** begin ENTRIES SUPPLIED **

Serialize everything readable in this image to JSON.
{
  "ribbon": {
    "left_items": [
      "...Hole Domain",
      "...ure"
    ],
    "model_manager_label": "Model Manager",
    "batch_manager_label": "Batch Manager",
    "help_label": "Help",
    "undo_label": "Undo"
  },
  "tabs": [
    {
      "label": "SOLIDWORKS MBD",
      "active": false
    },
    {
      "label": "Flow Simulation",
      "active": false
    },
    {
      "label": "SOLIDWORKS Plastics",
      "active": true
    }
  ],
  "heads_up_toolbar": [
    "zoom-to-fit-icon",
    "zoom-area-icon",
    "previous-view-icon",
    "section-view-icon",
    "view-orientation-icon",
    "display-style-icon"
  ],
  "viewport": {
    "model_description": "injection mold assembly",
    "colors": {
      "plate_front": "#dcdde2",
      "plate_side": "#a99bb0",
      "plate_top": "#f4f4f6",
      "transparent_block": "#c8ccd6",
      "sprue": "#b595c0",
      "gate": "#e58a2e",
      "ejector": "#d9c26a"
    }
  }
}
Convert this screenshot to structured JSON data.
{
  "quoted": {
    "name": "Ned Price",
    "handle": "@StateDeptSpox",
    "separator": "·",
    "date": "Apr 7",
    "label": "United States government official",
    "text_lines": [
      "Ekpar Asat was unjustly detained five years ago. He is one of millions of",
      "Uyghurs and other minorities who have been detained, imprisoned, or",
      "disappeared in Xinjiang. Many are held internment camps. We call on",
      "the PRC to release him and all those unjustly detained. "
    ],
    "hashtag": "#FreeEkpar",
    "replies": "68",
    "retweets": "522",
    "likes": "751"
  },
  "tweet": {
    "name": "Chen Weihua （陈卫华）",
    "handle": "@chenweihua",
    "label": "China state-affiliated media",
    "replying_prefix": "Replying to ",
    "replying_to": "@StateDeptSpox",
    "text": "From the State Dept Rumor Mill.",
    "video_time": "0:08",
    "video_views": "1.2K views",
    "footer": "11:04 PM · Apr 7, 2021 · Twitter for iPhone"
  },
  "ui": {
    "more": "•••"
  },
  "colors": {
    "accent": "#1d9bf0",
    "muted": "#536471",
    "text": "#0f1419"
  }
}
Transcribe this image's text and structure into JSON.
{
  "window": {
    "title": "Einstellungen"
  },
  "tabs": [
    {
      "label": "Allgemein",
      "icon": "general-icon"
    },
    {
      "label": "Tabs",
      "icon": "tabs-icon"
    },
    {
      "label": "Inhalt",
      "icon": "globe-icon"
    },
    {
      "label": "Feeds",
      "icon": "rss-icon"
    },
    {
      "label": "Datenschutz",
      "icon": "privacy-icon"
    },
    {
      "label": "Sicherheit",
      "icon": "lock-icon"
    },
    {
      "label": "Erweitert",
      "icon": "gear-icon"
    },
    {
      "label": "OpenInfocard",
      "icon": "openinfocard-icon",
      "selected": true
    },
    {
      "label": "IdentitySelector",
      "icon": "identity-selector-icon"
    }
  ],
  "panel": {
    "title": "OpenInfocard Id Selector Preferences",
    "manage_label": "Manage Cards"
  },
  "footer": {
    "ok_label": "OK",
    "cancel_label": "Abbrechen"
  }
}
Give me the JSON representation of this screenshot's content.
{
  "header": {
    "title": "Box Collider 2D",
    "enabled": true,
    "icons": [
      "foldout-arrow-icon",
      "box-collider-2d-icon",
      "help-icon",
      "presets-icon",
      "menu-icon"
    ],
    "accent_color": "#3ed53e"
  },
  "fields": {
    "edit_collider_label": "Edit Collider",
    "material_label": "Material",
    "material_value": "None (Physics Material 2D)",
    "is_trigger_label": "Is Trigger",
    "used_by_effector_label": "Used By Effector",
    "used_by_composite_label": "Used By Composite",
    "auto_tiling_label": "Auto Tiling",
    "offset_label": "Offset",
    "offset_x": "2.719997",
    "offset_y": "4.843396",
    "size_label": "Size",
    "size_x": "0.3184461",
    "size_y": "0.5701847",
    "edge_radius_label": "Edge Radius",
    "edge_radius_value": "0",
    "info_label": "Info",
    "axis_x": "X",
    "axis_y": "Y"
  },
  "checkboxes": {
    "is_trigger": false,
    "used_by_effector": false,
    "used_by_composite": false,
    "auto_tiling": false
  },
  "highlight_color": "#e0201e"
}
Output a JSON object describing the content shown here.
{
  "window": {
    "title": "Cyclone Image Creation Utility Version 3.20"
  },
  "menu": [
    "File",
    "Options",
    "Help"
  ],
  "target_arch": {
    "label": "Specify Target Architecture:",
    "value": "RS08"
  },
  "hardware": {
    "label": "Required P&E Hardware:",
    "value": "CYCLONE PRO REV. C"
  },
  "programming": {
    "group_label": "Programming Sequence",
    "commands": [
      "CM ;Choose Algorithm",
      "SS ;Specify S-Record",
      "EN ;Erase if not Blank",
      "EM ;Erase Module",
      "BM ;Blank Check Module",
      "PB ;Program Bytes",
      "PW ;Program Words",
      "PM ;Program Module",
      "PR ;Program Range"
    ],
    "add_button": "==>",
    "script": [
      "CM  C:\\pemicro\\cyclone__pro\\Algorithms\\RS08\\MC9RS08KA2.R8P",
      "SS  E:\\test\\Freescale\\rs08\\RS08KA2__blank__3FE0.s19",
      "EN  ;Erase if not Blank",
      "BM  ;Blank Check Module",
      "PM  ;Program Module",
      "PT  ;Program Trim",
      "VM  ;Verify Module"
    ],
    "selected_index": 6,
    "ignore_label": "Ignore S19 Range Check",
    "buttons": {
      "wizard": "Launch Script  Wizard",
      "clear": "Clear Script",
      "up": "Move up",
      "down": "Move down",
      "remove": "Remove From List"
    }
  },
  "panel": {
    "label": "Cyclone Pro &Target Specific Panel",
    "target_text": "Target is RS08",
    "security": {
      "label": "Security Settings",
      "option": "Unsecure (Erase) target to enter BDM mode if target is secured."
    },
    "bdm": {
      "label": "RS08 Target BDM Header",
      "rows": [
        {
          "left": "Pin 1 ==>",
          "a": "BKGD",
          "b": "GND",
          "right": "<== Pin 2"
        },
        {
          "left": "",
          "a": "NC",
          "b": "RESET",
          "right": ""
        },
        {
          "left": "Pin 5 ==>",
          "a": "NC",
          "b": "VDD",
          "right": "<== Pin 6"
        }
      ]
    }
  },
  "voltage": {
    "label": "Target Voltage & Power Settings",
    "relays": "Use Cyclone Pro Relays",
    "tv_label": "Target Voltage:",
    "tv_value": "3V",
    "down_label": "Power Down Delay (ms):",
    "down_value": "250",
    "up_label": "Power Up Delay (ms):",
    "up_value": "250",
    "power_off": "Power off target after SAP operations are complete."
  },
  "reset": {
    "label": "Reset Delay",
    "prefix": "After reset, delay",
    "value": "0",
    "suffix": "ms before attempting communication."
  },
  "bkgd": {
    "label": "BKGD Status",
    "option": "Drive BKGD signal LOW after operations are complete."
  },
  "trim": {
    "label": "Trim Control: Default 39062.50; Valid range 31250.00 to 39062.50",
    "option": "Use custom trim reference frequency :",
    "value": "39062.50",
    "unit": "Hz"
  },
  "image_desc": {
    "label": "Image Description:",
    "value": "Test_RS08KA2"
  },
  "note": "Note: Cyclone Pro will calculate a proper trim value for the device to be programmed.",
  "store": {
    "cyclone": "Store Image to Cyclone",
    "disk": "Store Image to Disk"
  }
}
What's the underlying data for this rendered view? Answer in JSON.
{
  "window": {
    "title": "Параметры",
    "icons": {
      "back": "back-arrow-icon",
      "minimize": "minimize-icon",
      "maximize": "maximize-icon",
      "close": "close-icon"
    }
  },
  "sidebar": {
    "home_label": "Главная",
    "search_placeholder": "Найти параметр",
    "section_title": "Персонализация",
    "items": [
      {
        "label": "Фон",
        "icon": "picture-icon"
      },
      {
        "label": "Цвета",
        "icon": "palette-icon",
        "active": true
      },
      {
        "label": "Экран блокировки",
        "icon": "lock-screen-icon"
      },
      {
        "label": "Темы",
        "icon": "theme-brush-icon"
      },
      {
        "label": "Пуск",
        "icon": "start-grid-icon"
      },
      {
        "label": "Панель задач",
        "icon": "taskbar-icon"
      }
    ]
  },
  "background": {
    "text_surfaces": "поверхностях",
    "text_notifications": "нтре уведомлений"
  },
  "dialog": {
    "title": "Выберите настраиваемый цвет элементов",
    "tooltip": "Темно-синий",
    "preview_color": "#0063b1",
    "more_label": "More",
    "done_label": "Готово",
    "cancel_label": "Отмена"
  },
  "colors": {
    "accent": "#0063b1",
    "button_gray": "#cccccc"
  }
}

** end ENTRIES SUPPLIED **

Work out how many lines of the material above contain the word "Power", then give only that figure.

**WRITTEN ANSWER:**
4